### Instruction
Your task is to write out the complete listing exactly as it is shown.

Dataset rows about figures
_ _ _ _ _ _ _

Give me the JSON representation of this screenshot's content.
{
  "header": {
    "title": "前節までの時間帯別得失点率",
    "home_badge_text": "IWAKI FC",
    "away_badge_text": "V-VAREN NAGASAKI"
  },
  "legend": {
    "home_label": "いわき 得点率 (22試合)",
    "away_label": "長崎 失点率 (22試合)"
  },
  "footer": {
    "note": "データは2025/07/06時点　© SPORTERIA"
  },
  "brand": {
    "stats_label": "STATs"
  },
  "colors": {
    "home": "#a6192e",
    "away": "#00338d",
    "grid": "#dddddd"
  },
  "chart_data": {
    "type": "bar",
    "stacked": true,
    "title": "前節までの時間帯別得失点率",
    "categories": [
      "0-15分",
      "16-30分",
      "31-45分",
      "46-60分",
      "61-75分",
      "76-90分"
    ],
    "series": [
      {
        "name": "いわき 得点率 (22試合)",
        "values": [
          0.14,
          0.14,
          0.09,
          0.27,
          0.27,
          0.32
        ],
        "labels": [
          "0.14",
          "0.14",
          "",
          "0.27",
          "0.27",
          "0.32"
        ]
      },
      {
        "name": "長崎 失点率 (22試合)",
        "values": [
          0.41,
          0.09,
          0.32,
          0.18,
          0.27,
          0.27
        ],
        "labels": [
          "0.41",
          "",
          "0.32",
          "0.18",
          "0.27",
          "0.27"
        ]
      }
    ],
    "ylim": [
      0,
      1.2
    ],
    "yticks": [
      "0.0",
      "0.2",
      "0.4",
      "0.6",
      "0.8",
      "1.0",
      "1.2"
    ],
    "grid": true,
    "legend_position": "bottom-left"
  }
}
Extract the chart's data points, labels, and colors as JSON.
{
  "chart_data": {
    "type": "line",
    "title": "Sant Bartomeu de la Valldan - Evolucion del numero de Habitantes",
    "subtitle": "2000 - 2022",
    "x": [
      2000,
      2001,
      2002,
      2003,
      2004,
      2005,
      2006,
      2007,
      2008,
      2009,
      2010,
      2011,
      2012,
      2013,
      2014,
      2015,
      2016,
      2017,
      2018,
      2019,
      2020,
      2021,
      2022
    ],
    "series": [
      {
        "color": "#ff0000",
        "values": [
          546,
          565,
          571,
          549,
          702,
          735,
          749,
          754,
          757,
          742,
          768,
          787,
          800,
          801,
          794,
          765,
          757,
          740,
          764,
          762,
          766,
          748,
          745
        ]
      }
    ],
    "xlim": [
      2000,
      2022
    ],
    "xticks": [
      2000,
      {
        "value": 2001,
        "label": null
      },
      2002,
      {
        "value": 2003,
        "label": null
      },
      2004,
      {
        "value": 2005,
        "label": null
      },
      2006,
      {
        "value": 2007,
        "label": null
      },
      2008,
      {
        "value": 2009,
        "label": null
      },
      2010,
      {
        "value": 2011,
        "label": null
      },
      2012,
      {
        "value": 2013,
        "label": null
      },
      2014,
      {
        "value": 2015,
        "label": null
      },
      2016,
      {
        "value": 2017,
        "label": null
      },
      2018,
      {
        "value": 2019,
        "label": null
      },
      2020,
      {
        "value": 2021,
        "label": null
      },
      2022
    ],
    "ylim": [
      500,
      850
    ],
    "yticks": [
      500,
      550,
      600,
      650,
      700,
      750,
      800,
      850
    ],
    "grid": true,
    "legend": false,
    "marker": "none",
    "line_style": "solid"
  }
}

_ _ _ _ _ _ _

### Reply to the exercise
Give me the JSON representation of this screenshot's content.
{
  "header": {
    "title": "前節までの時間帯別得失点率",
    "home_badge_text": "IWAKI FC",
    "away_badge_text": "V-VAREN NAGASAKI"
  },
  "legend": {
    "home_label": "いわき 得点率 (22試合)",
    "away_label": "長崎 失点率 (22試合)"
  },
  "footer": {
    "note": "データは2025/07/06時点　© SPORTERIA"
  },
  "brand": {
    "stats_label": "STATs"
  },
  "colors": {
    "home": "#a6192e",
    "away": "#00338d",
    "grid": "#dddddd"
  },
  "chart_data": {
    "type": "bar",
    "stacked": true,
    "title": "前節までの時間帯別得失点率",
    "categories": [
      "0-15分",
      "16-30分",
      "31-45分",
      "46-60分",
      "61-75分",
      "76-90分"
    ],
    "series": [
      {
        "name": "いわき 得点率 (22試合)",
        "values": [
          0.14,
          0.14,
          0.09,
          0.27,
          0.27,
          0.32
        ],
        "labels": [
          "0.14",
          "0.14",
          "",
          "0.27",
          "0.27",
          "0.32"
        ]
      },
      {
        "name": "長崎 失点率 (22試合)",
        "values": [
          0.41,
          0.09,
          0.32,
          0.18,
          0.27,
          0.27
        ],
        "labels": [
          "0.41",
          "",
          "0.32",
          "0.18",
          "0.27",
          "0.27"
        ]
      }
    ],
    "ylim": [
      0,
      1.2
    ],
    "yticks": [
      "0.0",
      "0.2",
      "0.4",
      "0.6",
      "0.8",
      "1.0",
      "1.2"
    ],
    "grid": true,
    "legend_position": "bottom-left"
  }
}
Extract the chart's data points, labels, and colors as JSON.
{
  "chart_data": {
    "type": "line",
    "title": "Sant Bartomeu de la Valldan - Evolucion del numero de Habitantes",
    "subtitle": "2000 - 2022",
    "x": [
      2000,
      2001,
      2002,
      2003,
      2004,
      2005,
      2006,
      2007,
      2008,
      2009,
      2010,
      2011,
      2012,
      2013,
      2014,
      2015,
      2016,
      2017,
      2018,
      2019,
      2020,
      2021,
      2022
    ],
    "series": [
      {
        "color": "#ff0000",
        "values": [
          546,
          565,
          571,
          549,
          702,
          735,
          749,
          754,
          757,
          742,
          768,
          787,
          800,
          801,
          794,
          765,
          757,
          740,
          764,
          762,
          766,
          748,
          745
        ]
      }
    ],
    "xlim": [
      2000,
      2022
    ],
    "xticks": [
      2000,
      {
        "value": 2001,
        "label": null
      },
      2002,
      {
        "value": 2003,
        "label": null
      },
      2004,
      {
        "value": 2005,
        "label": null
      },
      2006,
      {
        "value": 2007,
        "label": null
      },
      2008,
      {
        "value": 2009,
        "label": null
      },
      2010,
      {
        "value": 2011,
        "label": null
      },
      2012,
      {
        "value": 2013,
        "label": null
      },
      2014,
      {
        "value": 2015,
        "label": null
      },
      2016,
      {
        "value": 2017,
        "label": null
      },
      2018,
      {
        "value": 2019,
        "label": null
      },
      2020,
      {
        "value": 2021,
        "label": null
      },
      2022
    ],
    "ylim": [
      500,
      850
    ],
    "yticks": [
      500,
      550,
      600,
      650,
      700,
      750,
      800,
      850
    ],
    "grid": true,
    "legend": false,
    "marker": "none",
    "line_style": "solid"
  }
}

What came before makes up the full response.